▶ _Directive_: Write out the entries verbatim and leave the images out of the copy.

----

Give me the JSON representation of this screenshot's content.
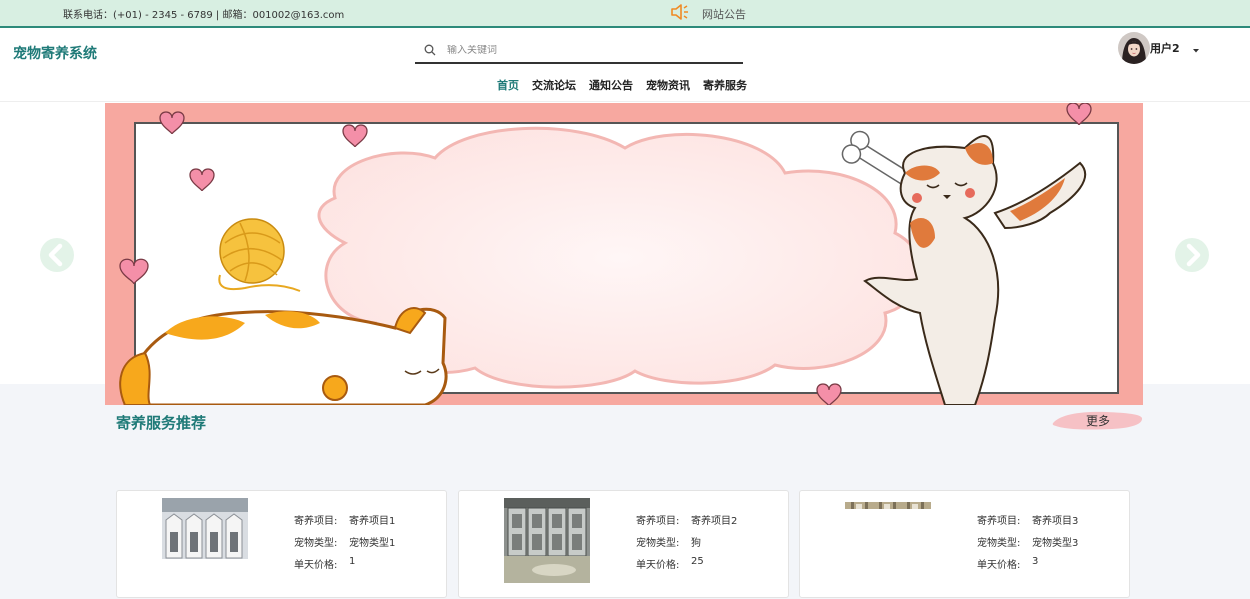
{
  "topbar": {
    "contact": "联系电话：(+01) - 2345 - 6789 | 邮箱：001002@163.com",
    "notice_label": "网站公告"
  },
  "header": {
    "site_title": "宠物寄养系统",
    "search_placeholder": "输入关键词",
    "username": "用户2",
    "nav": [
      {
        "label": "首页",
        "active": true
      },
      {
        "label": "交流论坛"
      },
      {
        "label": "通知公告"
      },
      {
        "label": "宠物资讯"
      },
      {
        "label": "寄养服务"
      }
    ]
  },
  "section": {
    "title": "寄养服务推荐",
    "more_label": "更多"
  },
  "cards": [
    {
      "k1": "寄养项目:",
      "v1": "寄养项目1",
      "k2": "宠物类型:",
      "v2": "宠物类型1",
      "k3": "单天价格:",
      "v3": "1"
    },
    {
      "k1": "寄养项目:",
      "v1": "寄养项目2",
      "k2": "宠物类型:",
      "v2": "狗",
      "k3": "单天价格:",
      "v3": "25"
    },
    {
      "k1": "寄养项目:",
      "v1": "寄养项目3",
      "k2": "宠物类型:",
      "v2": "宠物类型3",
      "k3": "单天价格:",
      "v3": "3"
    }
  ],
  "colors": {
    "accent": "#1f7a78",
    "topbar_bg": "#d8efe2",
    "banner_frame": "#f7a8a0"
  }
}
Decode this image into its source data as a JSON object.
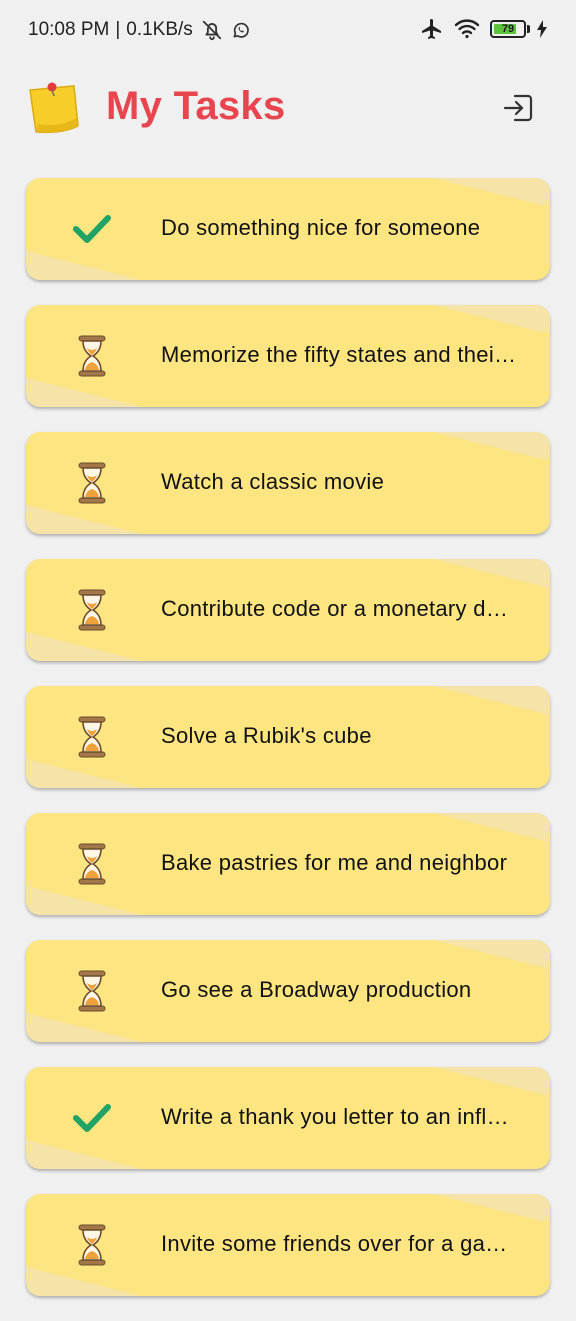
{
  "status_bar": {
    "time": "10:08 PM",
    "separator": "|",
    "network_speed": "0.1KB/s",
    "battery_level": "79",
    "battery_fraction": 0.79,
    "icons": [
      "bell-off-icon",
      "whatsapp-icon",
      "airplane-icon",
      "wifi-icon",
      "battery-icon",
      "charging-icon"
    ]
  },
  "header": {
    "title": "My Tasks",
    "logo_icon": "sticky-note-icon",
    "action_icon": "logout-icon"
  },
  "colors": {
    "title": "#e8454f",
    "card": "#fde581",
    "card_accent": "#f5e3a8",
    "done": "#21a366",
    "background": "#f0f0f0"
  },
  "tasks": [
    {
      "title": "Do something nice for someone",
      "status": "done",
      "icon": "checkmark-icon"
    },
    {
      "title": "Memorize the fifty states and their capitals",
      "status": "pending",
      "icon": "hourglass-icon"
    },
    {
      "title": "Watch a classic movie",
      "status": "pending",
      "icon": "hourglass-icon"
    },
    {
      "title": "Contribute code or a monetary donation",
      "status": "pending",
      "icon": "hourglass-icon"
    },
    {
      "title": "Solve a Rubik's cube",
      "status": "pending",
      "icon": "hourglass-icon"
    },
    {
      "title": "Bake pastries for me and neighbor",
      "status": "pending",
      "icon": "hourglass-icon"
    },
    {
      "title": "Go see a Broadway production",
      "status": "pending",
      "icon": "hourglass-icon"
    },
    {
      "title": "Write a thank you letter to an influential person",
      "status": "done",
      "icon": "checkmark-icon"
    },
    {
      "title": "Invite some friends over for a game night",
      "status": "pending",
      "icon": "hourglass-icon"
    }
  ]
}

----

▶ _Complete answer_:
Give me the JSON representation of this screenshot's content.
{
  "topbar": {
    "contact": "联系电话：(+01) - 2345 - 6789 | 邮箱：001002@163.com",
    "notice_label": "网站公告"
  },
  "header": {
    "site_title": "宠物寄养系统",
    "search_placeholder": "输入关键词",
    "username": "用户2",
    "nav": [
      {
        "label": "首页",
        "active": true
      },
      {
        "label": "交流论坛"
      },
      {
        "label": "通知公告"
      },
      {
        "label": "宠物资讯"
      },
      {
        "label": "寄养服务"
      }
    ]
  },
  "section": {
    "title": "寄养服务推荐",
    "more_label": "更多"
  },
  "cards": [
    {
      "k1": "寄养项目:",
      "v1": "寄养项目1",
      "k2": "宠物类型:",
      "v2": "宠物类型1",
      "k3": "单天价格:",
      "v3": "1"
    },
    {
      "k1": "寄养项目:",
      "v1": "寄养项目2",
      "k2": "宠物类型:",
      "v2": "狗",
      "k3": "单天价格:",
      "v3": "25"
    },
    {
      "k1": "寄养项目:",
      "v1": "寄养项目3",
      "k2": "宠物类型:",
      "v2": "宠物类型3",
      "k3": "单天价格:",
      "v3": "3"
    }
  ],
  "colors": {
    "accent": "#1f7a78",
    "topbar_bg": "#d8efe2",
    "banner_frame": "#f7a8a0"
  }
}
Decode this image into its source data as a JSON object.
{
  "status_bar": {
    "time": "10:08 PM",
    "separator": "|",
    "network_speed": "0.1KB/s",
    "battery_level": "79",
    "battery_fraction": 0.79,
    "icons": [
      "bell-off-icon",
      "whatsapp-icon",
      "airplane-icon",
      "wifi-icon",
      "battery-icon",
      "charging-icon"
    ]
  },
  "header": {
    "title": "My Tasks",
    "logo_icon": "sticky-note-icon",
    "action_icon": "logout-icon"
  },
  "colors": {
    "title": "#e8454f",
    "card": "#fde581",
    "card_accent": "#f5e3a8",
    "done": "#21a366",
    "background": "#f0f0f0"
  },
  "tasks": [
    {
      "title": "Do something nice for someone",
      "status": "done",
      "icon": "checkmark-icon"
    },
    {
      "title": "Memorize the fifty states and their capitals",
      "status": "pending",
      "icon": "hourglass-icon"
    },
    {
      "title": "Watch a classic movie",
      "status": "pending",
      "icon": "hourglass-icon"
    },
    {
      "title": "Contribute code or a monetary donation",
      "status": "pending",
      "icon": "hourglass-icon"
    },
    {
      "title": "Solve a Rubik's cube",
      "status": "pending",
      "icon": "hourglass-icon"
    },
    {
      "title": "Bake pastries for me and neighbor",
      "status": "pending",
      "icon": "hourglass-icon"
    },
    {
      "title": "Go see a Broadway production",
      "status": "pending",
      "icon": "hourglass-icon"
    },
    {
      "title": "Write a thank you letter to an influential person",
      "status": "done",
      "icon": "checkmark-icon"
    },
    {
      "title": "Invite some friends over for a game night",
      "status": "pending",
      "icon": "hourglass-icon"
    }
  ]
}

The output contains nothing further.